Stated exercise — Reproduce word for word the stretch from "Assummed your parser" through "(Stream.of_channel (open_in fl)))" in the text on splitting a character stream into lines and words.

***** Reading text

A file is a stream of chars but mostly you want to access whole lines
or words. Therefore we write this three functions:
let splitted_stream ~on_words char_stream =
let buf = Buffer.create 256 in
let this_string () =
let str = Buffer.contents buf in
Buffer.reset buf; str in
let rec accumulate =
parser
[< ''\n'; rest >] -> [< '(this_string ()); remove_cr rest >]
| [< '' ' | '\t' as c; rest >] ->
if on_words then [< '(this_string ()); accumulate rest >]
else (
Buffer.add_char buf c;
accumulate rest
)
| [< 'c; rest >] ->
Buffer.add_char buf c;
accumulate rest
| [< >] -> [< >]
and remove_cr =
parser
[< ''\r'; rest >] -> accumulate rest
| [< rest >] -> accumulate rest
in accumulate char_stream
let line_stream = splitted_stream ~on_words:false
let word_stream = splitted_stream ~on_words:true
Please note, that the input Stream could be obtained by Stream.of_channel,
Stream.of_string or Stream.from. The next function should apply your parser.
let rec stream_map f =
parser
[< 'a; rest >] -> [< '(f a); iter f rest >]
| [< >] -> [< >]
The functions so far should be put in a generic library.
Assummed your parser is a function
parse_line: string -> 'a
then you can get the desired 'a Stream with
let astream = stream_map parse_line (line_stream (Stream.of_channel (open_in fl)))

**********
***** Information provided

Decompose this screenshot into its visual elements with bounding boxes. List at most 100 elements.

**********

Final answer —
Assummed your parser is a function
parse_line: string -> 'a
then you can get the desired 'a Stream with
let astream = stream_map parse_line (line_stream (Stream.of_channel (open_in fl)))